-- REQUEST --
Repeat the records below exactly, leaving out any pictures.

+ + +

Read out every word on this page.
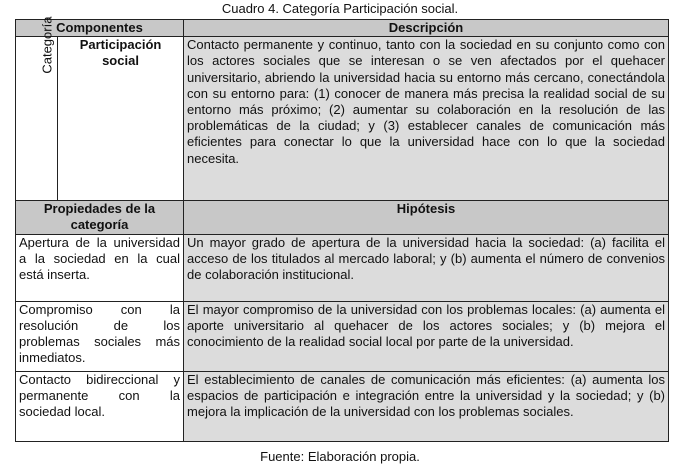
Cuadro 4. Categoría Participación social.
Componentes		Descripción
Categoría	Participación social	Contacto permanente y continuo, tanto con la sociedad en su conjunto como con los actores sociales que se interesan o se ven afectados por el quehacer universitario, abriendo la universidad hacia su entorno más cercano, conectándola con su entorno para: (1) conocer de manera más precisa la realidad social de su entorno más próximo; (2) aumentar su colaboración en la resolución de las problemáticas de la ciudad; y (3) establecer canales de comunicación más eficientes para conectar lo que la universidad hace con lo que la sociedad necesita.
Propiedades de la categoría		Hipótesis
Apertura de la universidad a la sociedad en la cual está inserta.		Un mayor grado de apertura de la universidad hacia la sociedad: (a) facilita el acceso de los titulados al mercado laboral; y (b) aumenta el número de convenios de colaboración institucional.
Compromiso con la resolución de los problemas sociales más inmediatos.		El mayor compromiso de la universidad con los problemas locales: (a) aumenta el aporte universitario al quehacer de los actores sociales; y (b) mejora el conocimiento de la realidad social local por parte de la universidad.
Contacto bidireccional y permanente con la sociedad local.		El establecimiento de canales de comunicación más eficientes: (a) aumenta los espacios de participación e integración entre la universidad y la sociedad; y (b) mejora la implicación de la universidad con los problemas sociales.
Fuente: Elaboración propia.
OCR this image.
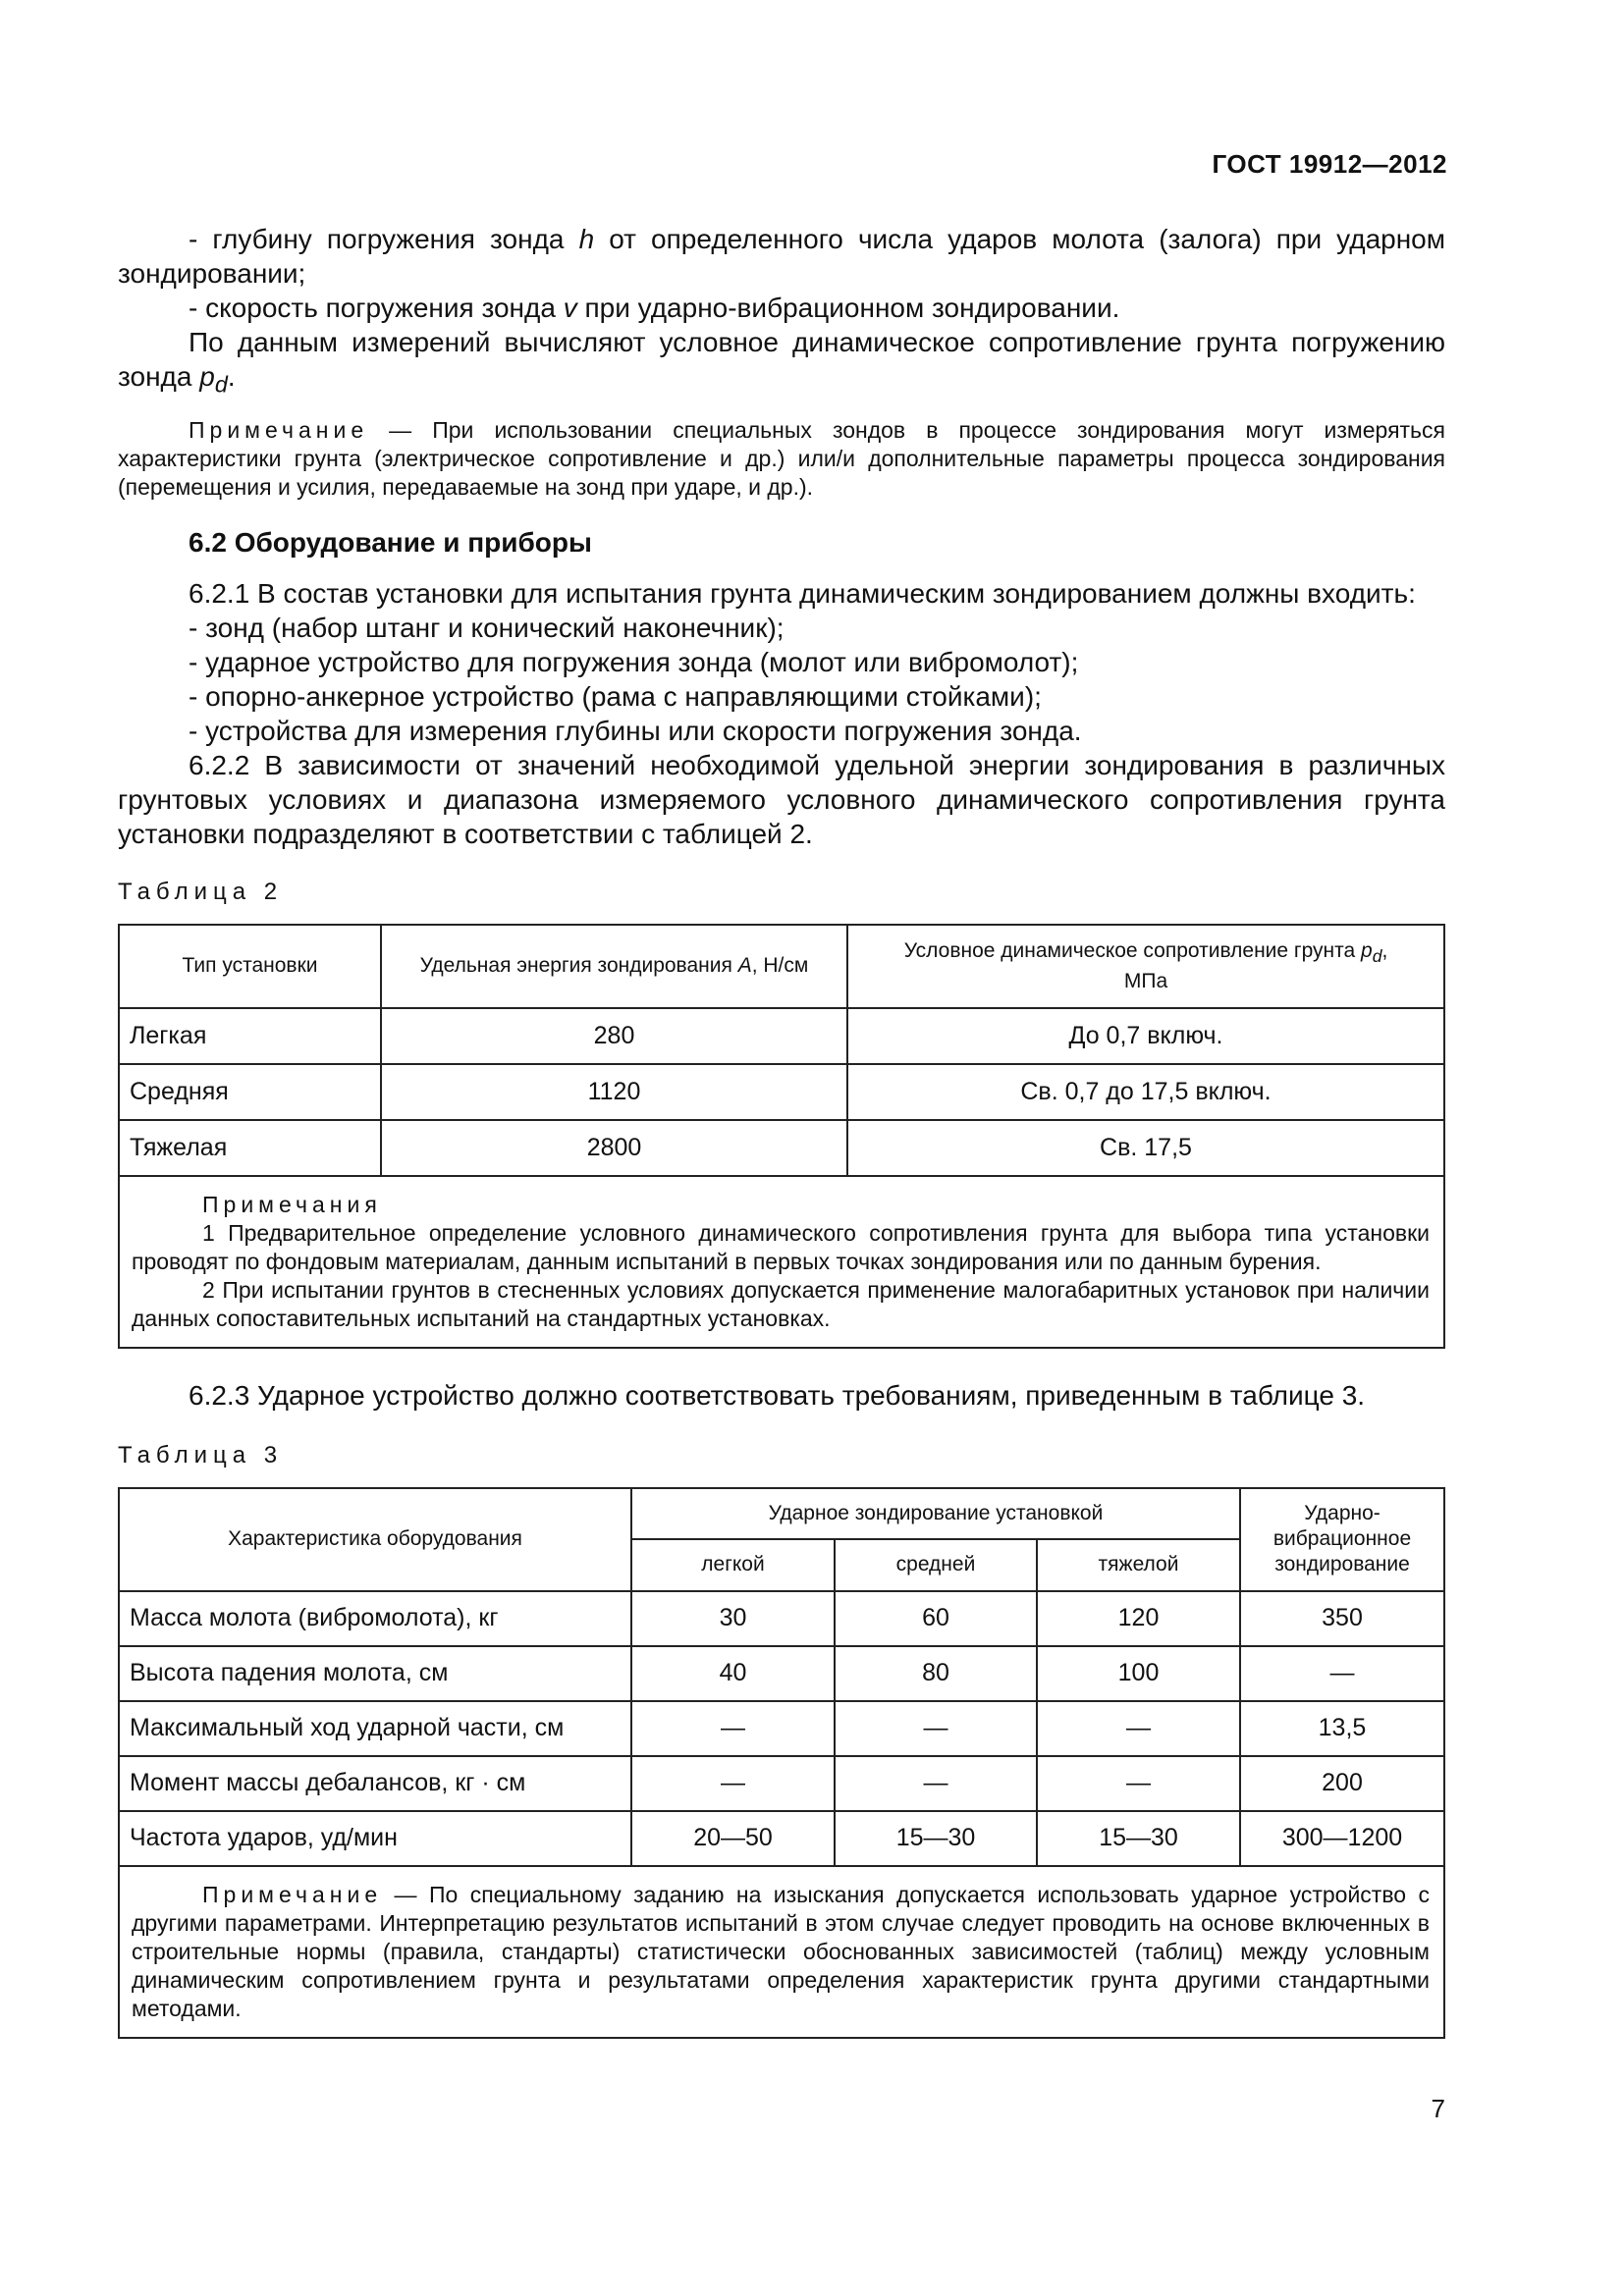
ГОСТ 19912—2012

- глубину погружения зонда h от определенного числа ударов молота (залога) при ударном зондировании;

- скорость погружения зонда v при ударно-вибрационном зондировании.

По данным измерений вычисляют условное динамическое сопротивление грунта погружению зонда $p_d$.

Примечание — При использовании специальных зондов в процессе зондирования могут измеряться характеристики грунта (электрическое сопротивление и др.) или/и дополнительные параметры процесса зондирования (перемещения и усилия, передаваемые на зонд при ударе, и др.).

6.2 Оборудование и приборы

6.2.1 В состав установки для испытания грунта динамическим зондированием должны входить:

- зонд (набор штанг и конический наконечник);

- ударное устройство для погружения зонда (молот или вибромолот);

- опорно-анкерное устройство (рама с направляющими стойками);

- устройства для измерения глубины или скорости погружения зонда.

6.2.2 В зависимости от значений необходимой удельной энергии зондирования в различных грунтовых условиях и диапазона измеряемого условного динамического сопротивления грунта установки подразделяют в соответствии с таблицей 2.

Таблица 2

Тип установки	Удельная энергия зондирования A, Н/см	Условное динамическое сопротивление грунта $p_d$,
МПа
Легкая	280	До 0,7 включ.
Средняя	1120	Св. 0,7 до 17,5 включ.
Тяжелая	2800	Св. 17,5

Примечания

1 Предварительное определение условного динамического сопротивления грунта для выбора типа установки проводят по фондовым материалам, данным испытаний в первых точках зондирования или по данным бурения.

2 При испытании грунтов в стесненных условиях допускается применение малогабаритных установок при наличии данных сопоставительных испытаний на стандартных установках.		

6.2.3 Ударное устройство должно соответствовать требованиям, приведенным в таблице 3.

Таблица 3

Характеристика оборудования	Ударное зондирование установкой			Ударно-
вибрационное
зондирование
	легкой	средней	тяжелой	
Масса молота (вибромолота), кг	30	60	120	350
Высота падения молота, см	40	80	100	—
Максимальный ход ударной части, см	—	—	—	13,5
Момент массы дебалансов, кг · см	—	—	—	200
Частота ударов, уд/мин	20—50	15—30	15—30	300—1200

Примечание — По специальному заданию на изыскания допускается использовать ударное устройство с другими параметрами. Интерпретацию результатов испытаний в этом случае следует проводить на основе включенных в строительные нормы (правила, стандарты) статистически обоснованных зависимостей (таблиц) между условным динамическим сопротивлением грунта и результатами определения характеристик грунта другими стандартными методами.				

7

+ + +

-- SOLUTION FOR THIS TASK --
Read out every word on this page.
Cuadro 4. Categoría Participación social.
Componentes		Descripción
Categoría	Participación social	Contacto permanente y continuo, tanto con la sociedad en su conjunto como con los actores sociales que se interesan o se ven afectados por el quehacer universitario, abriendo la universidad hacia su entorno más cercano, conectándola con su entorno para: (1) conocer de manera más precisa la realidad social de su entorno más próximo; (2) aumentar su colaboración en la resolución de las problemáticas de la ciudad; y (3) establecer canales de comunicación más eficientes para conectar lo que la universidad hace con lo que la sociedad necesita.
Propiedades de la categoría		Hipótesis
Apertura de la universidad a la sociedad en la cual está inserta.		Un mayor grado de apertura de la universidad hacia la sociedad: (a) facilita el acceso de los titulados al mercado laboral; y (b) aumenta el número de convenios de colaboración institucional.
Compromiso con la resolución de los problemas sociales más inmediatos.		El mayor compromiso de la universidad con los problemas locales: (a) aumenta el aporte universitario al quehacer de los actores sociales; y (b) mejora el conocimiento de la realidad social local por parte de la universidad.
Contacto bidireccional y permanente con la sociedad local.		El establecimiento de canales de comunicación más eficientes: (a) aumenta los espacios de participación e integración entre la universidad y la sociedad; y (b) mejora la implicación de la universidad con los problemas sociales.
Fuente: Elaboración propia.
OCR this image.
ГОСТ 19912—2012

- глубину погружения зонда h от определенного числа ударов молота (залога) при ударном зондировании;

- скорость погружения зонда v при ударно-вибрационном зондировании.

По данным измерений вычисляют условное динамическое сопротивление грунта погружению зонда $p_d$.

Примечание — При использовании специальных зондов в процессе зондирования могут измеряться характеристики грунта (электрическое сопротивление и др.) или/и дополнительные параметры процесса зондирования (перемещения и усилия, передаваемые на зонд при ударе, и др.).

6.2 Оборудование и приборы

6.2.1 В состав установки для испытания грунта динамическим зондированием должны входить:

- зонд (набор штанг и конический наконечник);

- ударное устройство для погружения зонда (молот или вибромолот);

- опорно-анкерное устройство (рама с направляющими стойками);

- устройства для измерения глубины или скорости погружения зонда.

6.2.2 В зависимости от значений необходимой удельной энергии зондирования в различных грунтовых условиях и диапазона измеряемого условного динамического сопротивления грунта установки подразделяют в соответствии с таблицей 2.

Таблица 2

Тип установки	Удельная энергия зондирования A, Н/см	Условное динамическое сопротивление грунта $p_d$,
МПа
Легкая	280	До 0,7 включ.
Средняя	1120	Св. 0,7 до 17,5 включ.
Тяжелая	2800	Св. 17,5

Примечания

1 Предварительное определение условного динамического сопротивления грунта для выбора типа установки проводят по фондовым материалам, данным испытаний в первых точках зондирования или по данным бурения.

2 При испытании грунтов в стесненных условиях допускается применение малогабаритных установок при наличии данных сопоставительных испытаний на стандартных установках.		

6.2.3 Ударное устройство должно соответствовать требованиям, приведенным в таблице 3.

Таблица 3

Характеристика оборудования	Ударное зондирование установкой			Ударно-
вибрационное
зондирование
	легкой	средней	тяжелой	
Масса молота (вибромолота), кг	30	60	120	350
Высота падения молота, см	40	80	100	—
Максимальный ход ударной части, см	—	—	—	13,5
Момент массы дебалансов, кг · см	—	—	—	200
Частота ударов, уд/мин	20—50	15—30	15—30	300—1200

Примечание — По специальному заданию на изыскания допускается использовать ударное устройство с другими параметрами. Интерпретацию результатов испытаний в этом случае следует проводить на основе включенных в строительные нормы (правила, стандарты) статистически обоснованных зависимостей (таблиц) между условным динамическим сопротивлением грунта и результатами определения характеристик грунта другими стандартными методами.				

7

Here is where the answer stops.